• Written problem
Will you write out the data exactly, excluding every picture?

>> Begin Record extracts

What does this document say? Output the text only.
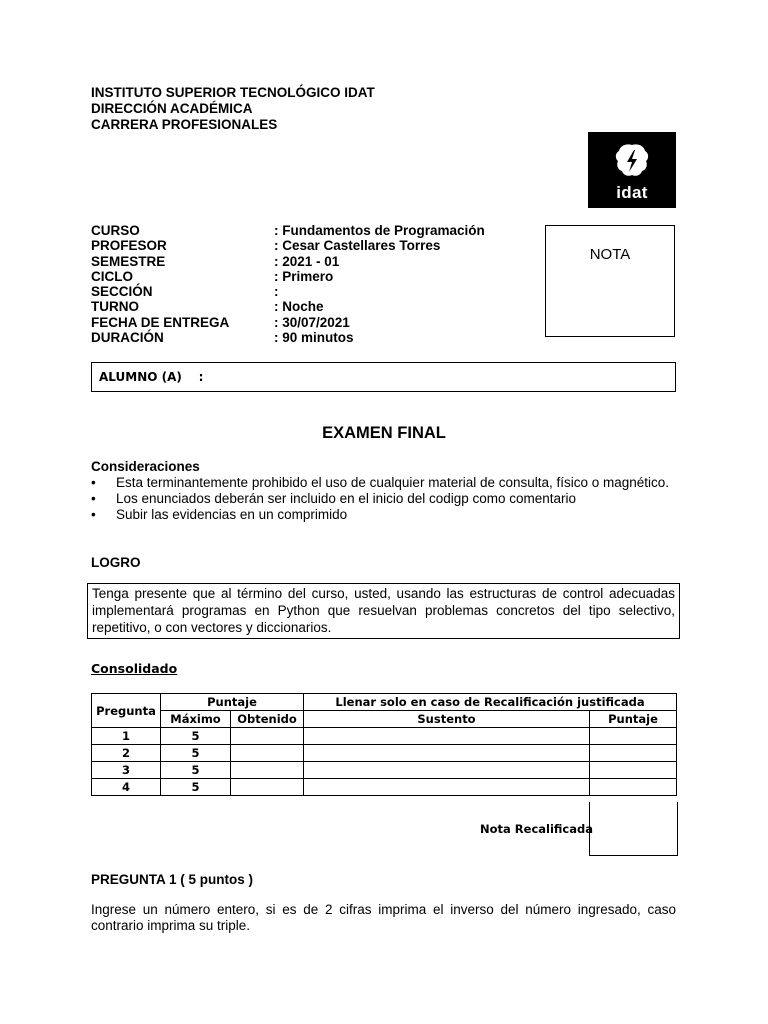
INSTITUTO SUPERIOR TECNOLÓGICO IDAT
DIRECCIÓN ACADÉMICA
CARRERA PROFESIONALES
idat
CURSO	: Fundamentos de Programación
PROFESOR	: Cesar Castellares Torres
SEMESTRE	: 2021 - 01
CICLO	: Primero
SECCIÓN	:
TURNO	: Noche
FECHA DE ENTREGA	: 30/07/2021
DURACIÓN	: 90 minutos
NOTA
ALUMNO (A)    :
EXAMEN FINAL
Consideraciones
• Esta terminantemente prohibido el uso de cualquier material de consulta, físico o magnético.
• Los enunciados deberán ser incluido en el inicio del codigp como comentario
• Subir las evidencias en un comprimido
LOGRO
Tenga presente que al término del curso, usted, usando las estructuras de control adecuadas implementará programas en Python que resuelvan problemas concretos del tipo selectivo, repetitivo, o con vectores y diccionarios.
Consolidado
Pregunta	Puntaje		Llenar solo en caso de Recalificación justificada	
	Máximo	Obtenido	Sustento	Puntaje
1	5			
2	5			
3	5			
4	5			
Nota Recalificada
PREGUNTA 1 ( 5 puntos )
Ingrese un número entero, si es de 2 cifras imprima el inverso del número ingresado, caso contrario imprima su triple.
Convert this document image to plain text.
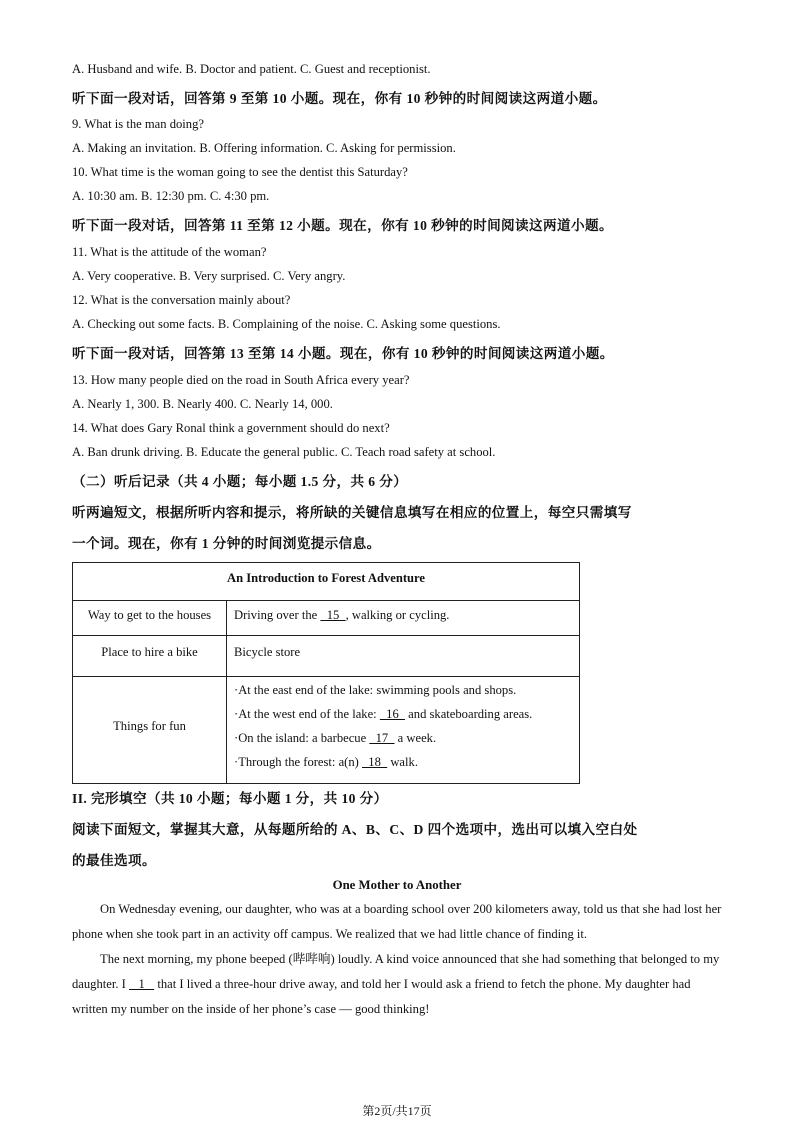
A. Husband and wife. B. Doctor and patient. C. Guest and receptionist.
听下面一段对话，回答第 9 至第 10 小题。现在，你有 10 秒钟的时间阅读这两道小题。
9. What is the man doing?
A. Making an invitation. B. Offering information. C. Asking for permission.
10. What time is the woman going to see the dentist this Saturday?
A. 10:30 am. B. 12:30 pm. C. 4:30 pm.
听下面一段对话，回答第 11 至第 12 小题。现在，你有 10 秒钟的时间阅读这两道小题。
11. What is the attitude of the woman?
A. Very cooperative. B. Very surprised. C. Very angry.
12. What is the conversation mainly about?
A. Checking out some facts. B. Complaining of the noise. C. Asking some questions.
听下面一段对话，回答第 13 至第 14 小题。现在，你有 10 秒钟的时间阅读这两道小题。
13. How many people died on the road in South Africa every year?
A. Nearly 1, 300. B. Nearly 400. C. Nearly 14, 000.
14. What does Gary Ronal think a government should do next?
A. Ban drunk driving. B. Educate the general public. C. Teach road safety at school.
（二）听后记录（共 4 小题；每小题 1.5 分，共 6 分）
听两遍短文，根据所听内容和提示，将所缺的关键信息填写在相应的位置上，每空只需填写
一个词。现在，你有 1 分钟的时间浏览提示信息。
An Introduction to Forest Adventure
Way to get to the houses	Driving over the   15  , walking or cycling.
Place to hire a bike	Bicycle store
Things for fun
·At the east end of the lake: swimming pools and shops.
·At the west end of the lake:   16   and skateboarding areas.
·On the island: a barbecue   17   a week.
·Through the forest: a(n)   18   walk.
II. 完形填空（共 10 小题；每小题 1 分，共 10 分）
阅读下面短文，掌握其大意，从每题所给的 A、B、C、D 四个选项中，选出可以填入空白处
的最佳选项。
One Mother to Another
On Wednesday evening, our daughter, who was at a boarding school over 200 kilometers away, told us that she had lost her phone when she took part in an activity off campus. We realized that we had little chance of finding it.
The next morning, my phone beeped (哔哔响) loudly. A kind voice announced that she had something that belonged to my daughter. I    1    that I lived a three-hour drive away, and told her I would ask a friend to fetch the phone. My daughter had written my number on the inside of her phone’s case — good thinking!
第2页/共17页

>> End Record extracts

• Answer in full
What does this document say? Output the text only.
INSTITUTO SUPERIOR TECNOLÓGICO IDAT
DIRECCIÓN ACADÉMICA
CARRERA PROFESIONALES
idat
CURSO	: Fundamentos de Programación
PROFESOR	: Cesar Castellares Torres
SEMESTRE	: 2021 - 01
CICLO	: Primero
SECCIÓN	:
TURNO	: Noche
FECHA DE ENTREGA	: 30/07/2021
DURACIÓN	: 90 minutos
NOTA
ALUMNO (A)    :
EXAMEN FINAL
Consideraciones
• Esta terminantemente prohibido el uso de cualquier material de consulta, físico o magnético.
• Los enunciados deberán ser incluido en el inicio del codigp como comentario
• Subir las evidencias en un comprimido
LOGRO
Tenga presente que al término del curso, usted, usando las estructuras de control adecuadas implementará programas en Python que resuelvan problemas concretos del tipo selectivo, repetitivo, o con vectores y diccionarios.
Consolidado
Pregunta	Puntaje		Llenar solo en caso de Recalificación justificada	
	Máximo	Obtenido	Sustento	Puntaje
1	5			
2	5			
3	5			
4	5			
Nota Recalificada
PREGUNTA 1 ( 5 puntos )
Ingrese un número entero, si es de 2 cifras imprima el inverso del número ingresado, caso contrario imprima su triple.
Convert this document image to plain text.
A. Husband and wife. B. Doctor and patient. C. Guest and receptionist.
听下面一段对话，回答第 9 至第 10 小题。现在，你有 10 秒钟的时间阅读这两道小题。
9. What is the man doing?
A. Making an invitation. B. Offering information. C. Asking for permission.
10. What time is the woman going to see the dentist this Saturday?
A. 10:30 am. B. 12:30 pm. C. 4:30 pm.
听下面一段对话，回答第 11 至第 12 小题。现在，你有 10 秒钟的时间阅读这两道小题。
11. What is the attitude of the woman?
A. Very cooperative. B. Very surprised. C. Very angry.
12. What is the conversation mainly about?
A. Checking out some facts. B. Complaining of the noise. C. Asking some questions.
听下面一段对话，回答第 13 至第 14 小题。现在，你有 10 秒钟的时间阅读这两道小题。
13. How many people died on the road in South Africa every year?
A. Nearly 1, 300. B. Nearly 400. C. Nearly 14, 000.
14. What does Gary Ronal think a government should do next?
A. Ban drunk driving. B. Educate the general public. C. Teach road safety at school.
（二）听后记录（共 4 小题；每小题 1.5 分，共 6 分）
听两遍短文，根据所听内容和提示，将所缺的关键信息填写在相应的位置上，每空只需填写
一个词。现在，你有 1 分钟的时间浏览提示信息。
An Introduction to Forest Adventure
Way to get to the houses	Driving over the   15  , walking or cycling.
Place to hire a bike	Bicycle store
Things for fun
·At the east end of the lake: swimming pools and shops.
·At the west end of the lake:   16   and skateboarding areas.
·On the island: a barbecue   17   a week.
·Through the forest: a(n)   18   walk.
II. 完形填空（共 10 小题；每小题 1 分，共 10 分）
阅读下面短文，掌握其大意，从每题所给的 A、B、C、D 四个选项中，选出可以填入空白处
的最佳选项。
One Mother to Another
On Wednesday evening, our daughter, who was at a boarding school over 200 kilometers away, told us that she had lost her phone when she took part in an activity off campus. We realized that we had little chance of finding it.
The next morning, my phone beeped (哔哔响) loudly. A kind voice announced that she had something that belonged to my daughter. I    1    that I lived a three-hour drive away, and told her I would ask a friend to fetch the phone. My daughter had written my number on the inside of her phone’s case — good thinking!
第2页/共17页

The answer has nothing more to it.